BEGIN EXTRACTED MATERIAL

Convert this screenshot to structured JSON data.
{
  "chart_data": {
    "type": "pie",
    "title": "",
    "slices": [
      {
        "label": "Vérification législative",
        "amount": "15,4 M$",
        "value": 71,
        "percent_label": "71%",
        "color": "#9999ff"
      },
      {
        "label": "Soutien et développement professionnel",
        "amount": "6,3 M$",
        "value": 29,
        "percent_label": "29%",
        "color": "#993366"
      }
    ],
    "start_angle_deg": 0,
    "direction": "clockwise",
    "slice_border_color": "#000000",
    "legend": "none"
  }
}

END EXTRACTED MATERIAL

EXERCISE:
Write the data back out verbatim.

COMPLETED EXERCISE:
Convert this screenshot to structured JSON data.
{
  "chart_data": {
    "type": "pie",
    "title": "",
    "slices": [
      {
        "label": "Vérification législative",
        "amount": "15,4 M$",
        "value": 71,
        "percent_label": "71%",
        "color": "#9999ff"
      },
      {
        "label": "Soutien et développement professionnel",
        "amount": "6,3 M$",
        "value": 29,
        "percent_label": "29%",
        "color": "#993366"
      }
    ],
    "start_angle_deg": 0,
    "direction": "clockwise",
    "slice_border_color": "#000000",
    "legend": "none"
  }
}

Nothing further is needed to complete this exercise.